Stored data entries
++++++++++

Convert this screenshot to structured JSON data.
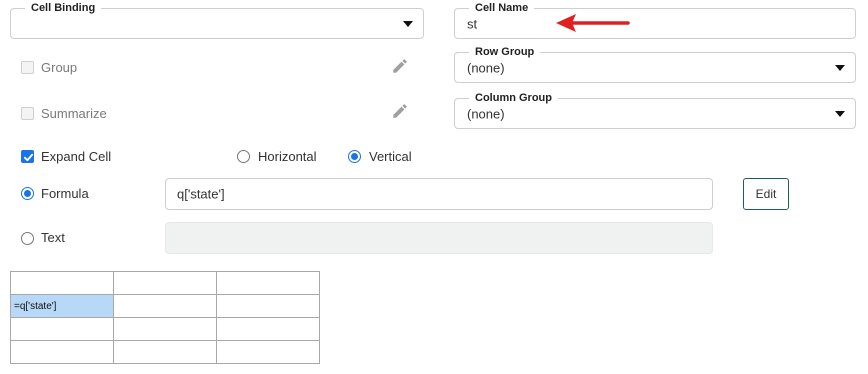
{
  "cell_binding": {
    "legend": "Cell Binding",
    "value": ""
  },
  "cell_name": {
    "legend": "Cell Name",
    "value": "st"
  },
  "row_group": {
    "legend": "Row Group",
    "value": "(none)"
  },
  "column_group": {
    "legend": "Column Group",
    "value": "(none)"
  },
  "group": {
    "label": "Group",
    "checked": false,
    "disabled": true
  },
  "summarize": {
    "label": "Summarize",
    "checked": false,
    "disabled": true
  },
  "expand_cell": {
    "label": "Expand Cell",
    "checked": true
  },
  "orientation": {
    "horizontal_label": "Horizontal",
    "vertical_label": "Vertical",
    "selected": "Vertical"
  },
  "formula": {
    "label": "Formula",
    "value": "q['state']",
    "selected": true
  },
  "text": {
    "label": "Text",
    "value": "",
    "selected": false
  },
  "edit_button": {
    "label": "Edit"
  },
  "grid": {
    "rows": [
      [
        "",
        "",
        ""
      ],
      [
        "=q['state']",
        "",
        ""
      ],
      [
        "",
        "",
        ""
      ],
      [
        "",
        "",
        ""
      ]
    ],
    "selected_cell": [
      1,
      0
    ]
  },
  "colors": {
    "accent": "#1a73e8",
    "arrow": "#e02020",
    "selected_cell": "#b8d8f8"
  },
  "icons": [
    "pencil-icon",
    "chevron-down-icon",
    "red-arrow-icon",
    "check-icon"
  ]
}
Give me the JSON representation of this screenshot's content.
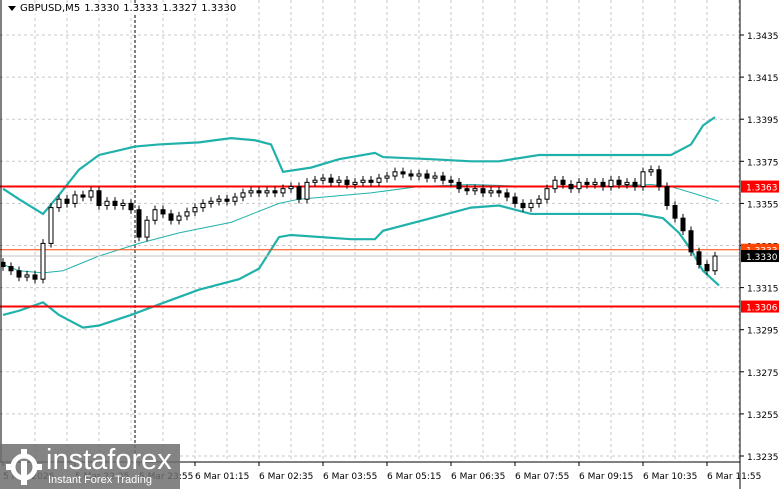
{
  "header": {
    "symbol": "GBPUSD,M5",
    "open": "1.3330",
    "high": "1.3333",
    "low": "1.3327",
    "close": "1.3330"
  },
  "watermark": {
    "brand": "instaforex",
    "tagline": "Instant Forex Trading"
  },
  "colors": {
    "band": "#20b2aa",
    "level": "#ff0000",
    "ask": "#ff4500",
    "bid": "#c0c0c0",
    "current_bg": "#000000"
  },
  "chart_data": {
    "type": "candlestick",
    "title": "GBPUSD,M5",
    "ylim": [
      1.3226,
      1.3452
    ],
    "y_ticks": [
      "1.3435",
      "1.3415",
      "1.3395",
      "1.3375",
      "1.3355",
      "1.3335",
      "1.3315",
      "1.3295",
      "1.3275",
      "1.3255",
      "1.3235"
    ],
    "x_ticks": [
      {
        "bar": 0,
        "label": "5 Mar 2026"
      },
      {
        "bar": 18,
        "label": "5 Mar 22:35"
      },
      {
        "bar": 34,
        "label": "5 Mar 23:55"
      },
      {
        "bar": 48,
        "label": "6 Mar 01:15"
      },
      {
        "bar": 64,
        "label": "6 Mar 02:35"
      },
      {
        "bar": 80,
        "label": "6 Mar 03:55"
      },
      {
        "bar": 96,
        "label": "6 Mar 05:15"
      },
      {
        "bar": 112,
        "label": "6 Mar 06:35"
      },
      {
        "bar": 128,
        "label": "6 Mar 07:55"
      },
      {
        "bar": 144,
        "label": "6 Mar 09:15"
      },
      {
        "bar": 160,
        "label": "6 Mar 10:35"
      },
      {
        "bar": 176,
        "label": "6 Mar 11:55"
      }
    ],
    "session_separator_bar": 33,
    "candle_step_bars": 2,
    "first_open": 1.3327,
    "closes": [
      1.3325,
      1.3323,
      1.332,
      1.3321,
      1.3319,
      1.3336,
      1.3353,
      1.3357,
      1.3355,
      1.3359,
      1.3358,
      1.3361,
      1.3354,
      1.3356,
      1.3354,
      1.3355,
      1.3352,
      1.3339,
      1.3347,
      1.3352,
      1.335,
      1.3347,
      1.3349,
      1.3351,
      1.3353,
      1.3355,
      1.3356,
      1.3357,
      1.3356,
      1.3358,
      1.336,
      1.3361,
      1.336,
      1.3361,
      1.336,
      1.3362,
      1.3363,
      1.3357,
      1.3365,
      1.3366,
      1.3367,
      1.3365,
      1.3366,
      1.3364,
      1.3365,
      1.3366,
      1.3365,
      1.3367,
      1.3368,
      1.337,
      1.3369,
      1.3368,
      1.3369,
      1.3367,
      1.3368,
      1.3366,
      1.3365,
      1.3362,
      1.3361,
      1.3362,
      1.336,
      1.3361,
      1.336,
      1.3358,
      1.3355,
      1.3353,
      1.3355,
      1.3357,
      1.3362,
      1.3366,
      1.3364,
      1.3362,
      1.3365,
      1.3364,
      1.3365,
      1.3363,
      1.3366,
      1.3364,
      1.3365,
      1.3363,
      1.337,
      1.3371,
      1.3363,
      1.3354,
      1.3348,
      1.3342,
      1.3332,
      1.3326,
      1.3323,
      1.333
    ],
    "bollinger": {
      "upper": [
        [
          0,
          1.3362
        ],
        [
          4,
          1.3357
        ],
        [
          10,
          1.335
        ],
        [
          14,
          1.3359
        ],
        [
          19,
          1.3371
        ],
        [
          24,
          1.3378
        ],
        [
          33,
          1.3382
        ],
        [
          39,
          1.3383
        ],
        [
          49,
          1.3384
        ],
        [
          57,
          1.3386
        ],
        [
          63,
          1.3385
        ],
        [
          67,
          1.3383
        ],
        [
          70,
          1.337
        ],
        [
          77,
          1.3372
        ],
        [
          84,
          1.3376
        ],
        [
          93,
          1.3379
        ],
        [
          95,
          1.3377
        ],
        [
          107,
          1.3376
        ],
        [
          117,
          1.3375
        ],
        [
          124,
          1.3375
        ],
        [
          134,
          1.3378
        ],
        [
          149,
          1.3378
        ],
        [
          159,
          1.3378
        ],
        [
          167,
          1.3378
        ],
        [
          172,
          1.3383
        ],
        [
          175,
          1.3392
        ],
        [
          178,
          1.3396
        ]
      ],
      "middle": [
        [
          0,
          1.3326
        ],
        [
          4,
          1.3323
        ],
        [
          10,
          1.3322
        ],
        [
          15,
          1.3323
        ],
        [
          24,
          1.333
        ],
        [
          34,
          1.3336
        ],
        [
          44,
          1.3341
        ],
        [
          57,
          1.3346
        ],
        [
          69,
          1.3355
        ],
        [
          74,
          1.3357
        ],
        [
          92,
          1.336
        ],
        [
          104,
          1.3363
        ],
        [
          117,
          1.3364
        ],
        [
          132,
          1.3363
        ],
        [
          149,
          1.3363
        ],
        [
          162,
          1.3364
        ],
        [
          167,
          1.3363
        ],
        [
          174,
          1.3359
        ],
        [
          179,
          1.3356
        ]
      ],
      "lower": [
        [
          0,
          1.3302
        ],
        [
          4,
          1.3304
        ],
        [
          10,
          1.3308
        ],
        [
          14,
          1.3302
        ],
        [
          20,
          1.3296
        ],
        [
          24,
          1.3297
        ],
        [
          32,
          1.3302
        ],
        [
          39,
          1.3307
        ],
        [
          49,
          1.3314
        ],
        [
          59,
          1.3319
        ],
        [
          64,
          1.3324
        ],
        [
          69,
          1.3339
        ],
        [
          72,
          1.334
        ],
        [
          87,
          1.3338
        ],
        [
          93,
          1.3338
        ],
        [
          95,
          1.3342
        ],
        [
          107,
          1.3348
        ],
        [
          117,
          1.3353
        ],
        [
          124,
          1.3354
        ],
        [
          132,
          1.335
        ],
        [
          149,
          1.335
        ],
        [
          159,
          1.335
        ],
        [
          165,
          1.3348
        ],
        [
          169,
          1.3341
        ],
        [
          172,
          1.3333
        ],
        [
          175,
          1.3323
        ],
        [
          179,
          1.3316
        ]
      ]
    },
    "levels": [
      {
        "price": 1.3363,
        "label": "1.3363",
        "kind": "level"
      },
      {
        "price": 1.3306,
        "label": "1.3306",
        "kind": "level"
      },
      {
        "price": 1.3333,
        "label": "1.3333",
        "kind": "ask"
      },
      {
        "price": 1.333,
        "label": "1.3330",
        "kind": "current"
      }
    ]
  }
}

++++++++++

Exercise –
Track down every line of the material containing the string "JSON", and copy it.

Output below –
Convert this screenshot to structured JSON data.
Give me the JSON representation of this screenshot's content.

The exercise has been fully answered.